Exercise aim:
Skip all pictures, then print the remaining material exactly.

[Collection entries]
--- BEGIN ---

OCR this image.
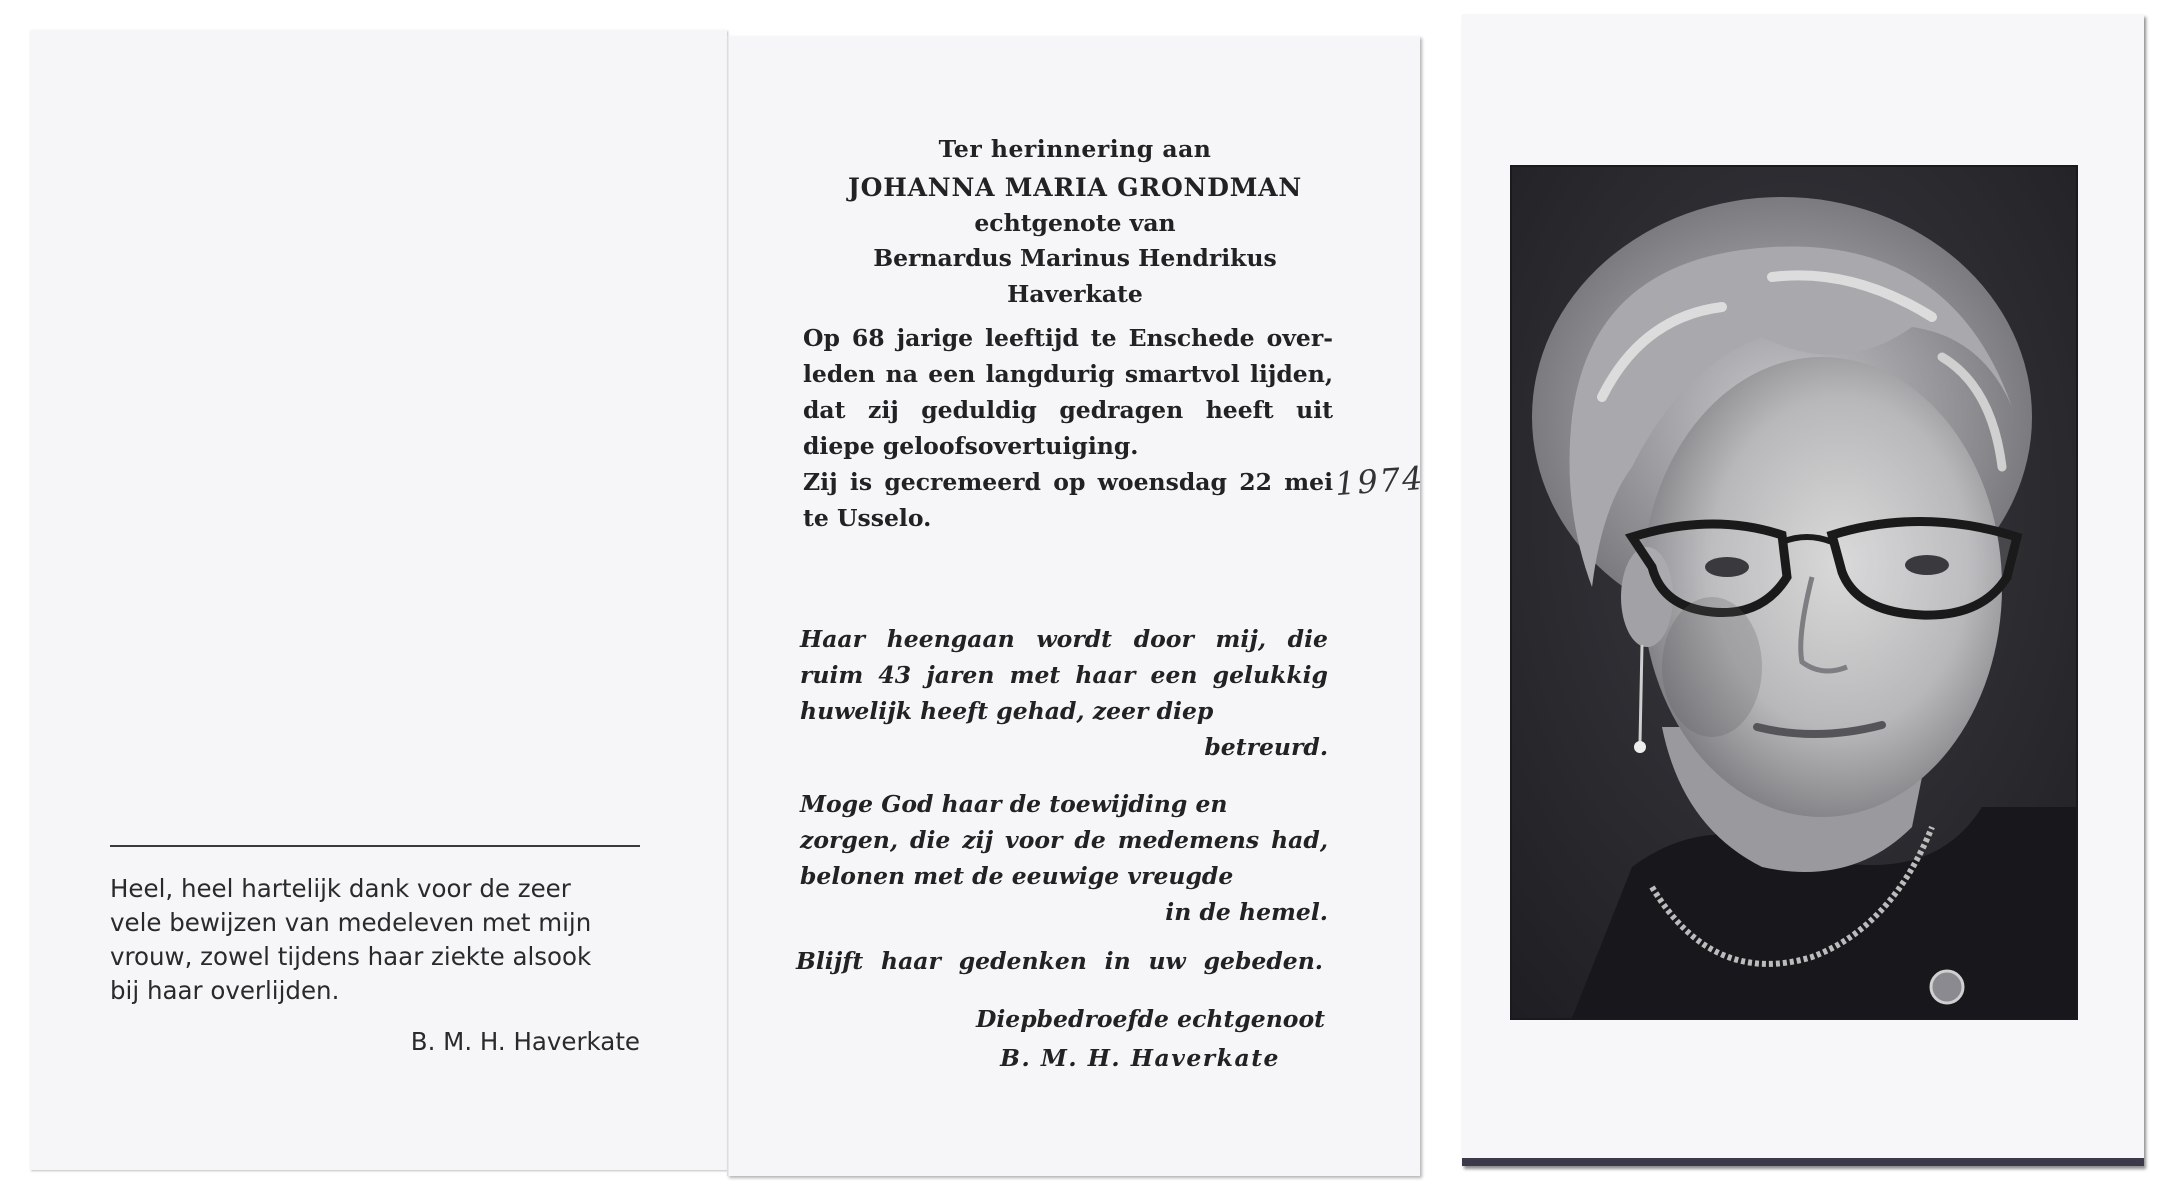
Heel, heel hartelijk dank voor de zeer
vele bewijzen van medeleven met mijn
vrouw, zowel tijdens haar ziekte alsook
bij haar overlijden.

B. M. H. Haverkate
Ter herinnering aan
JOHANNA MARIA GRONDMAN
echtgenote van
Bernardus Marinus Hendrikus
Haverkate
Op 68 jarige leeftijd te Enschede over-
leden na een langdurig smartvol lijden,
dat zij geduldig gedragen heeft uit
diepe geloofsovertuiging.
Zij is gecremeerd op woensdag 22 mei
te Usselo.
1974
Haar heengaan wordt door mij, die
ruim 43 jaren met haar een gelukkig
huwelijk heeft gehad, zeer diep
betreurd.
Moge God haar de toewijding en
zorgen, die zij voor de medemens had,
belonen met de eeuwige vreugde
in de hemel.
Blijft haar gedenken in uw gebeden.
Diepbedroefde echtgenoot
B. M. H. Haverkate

--- END ---

Right answer:
OCR this image.
Heel, heel hartelijk dank voor de zeer
vele bewijzen van medeleven met mijn
vrouw, zowel tijdens haar ziekte alsook
bij haar overlijden.

B. M. H. Haverkate
Ter herinnering aan
JOHANNA MARIA GRONDMAN
echtgenote van
Bernardus Marinus Hendrikus
Haverkate
Op 68 jarige leeftijd te Enschede over-
leden na een langdurig smartvol lijden,
dat zij geduldig gedragen heeft uit
diepe geloofsovertuiging.
Zij is gecremeerd op woensdag 22 mei
te Usselo.
1974
Haar heengaan wordt door mij, die
ruim 43 jaren met haar een gelukkig
huwelijk heeft gehad, zeer diep
betreurd.
Moge God haar de toewijding en
zorgen, die zij voor de medemens had,
belonen met de eeuwige vreugde
in de hemel.
Blijft haar gedenken in uw gebeden.
Diepbedroefde echtgenoot
B. M. H. Haverkate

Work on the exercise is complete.